____ Rows
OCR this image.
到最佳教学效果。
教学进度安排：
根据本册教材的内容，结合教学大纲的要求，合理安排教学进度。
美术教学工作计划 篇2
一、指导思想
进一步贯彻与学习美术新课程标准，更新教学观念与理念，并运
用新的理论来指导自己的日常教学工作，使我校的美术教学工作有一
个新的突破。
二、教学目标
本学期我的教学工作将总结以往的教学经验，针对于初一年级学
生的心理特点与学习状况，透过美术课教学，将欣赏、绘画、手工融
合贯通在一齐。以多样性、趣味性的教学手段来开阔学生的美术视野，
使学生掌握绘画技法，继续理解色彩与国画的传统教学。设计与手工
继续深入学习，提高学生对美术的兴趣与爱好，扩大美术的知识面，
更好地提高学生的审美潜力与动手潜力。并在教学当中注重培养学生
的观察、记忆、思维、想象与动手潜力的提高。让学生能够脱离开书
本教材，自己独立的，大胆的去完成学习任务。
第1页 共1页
________
▶ _The request_:
Return the entries above exactly, each one complete.

▶ _In response_:
OCR this image.
到最佳教学效果。
教学进度安排：
根据本册教材的内容，结合教学大纲的要求，合理安排教学进度。
美术教学工作计划 篇2
一、指导思想
进一步贯彻与学习美术新课程标准，更新教学观念与理念，并运
用新的理论来指导自己的日常教学工作，使我校的美术教学工作有一
个新的突破。
二、教学目标
本学期我的教学工作将总结以往的教学经验，针对于初一年级学
生的心理特点与学习状况，透过美术课教学，将欣赏、绘画、手工融
合贯通在一齐。以多样性、趣味性的教学手段来开阔学生的美术视野，
使学生掌握绘画技法，继续理解色彩与国画的传统教学。设计与手工
继续深入学习，提高学生对美术的兴趣与爱好，扩大美术的知识面，
更好地提高学生的审美潜力与动手潜力。并在教学当中注重培养学生
的观察、记忆、思维、想象与动手潜力的提高。让学生能够脱离开书
本教材，自己独立的，大胆的去完成学习任务。
第1页 共1页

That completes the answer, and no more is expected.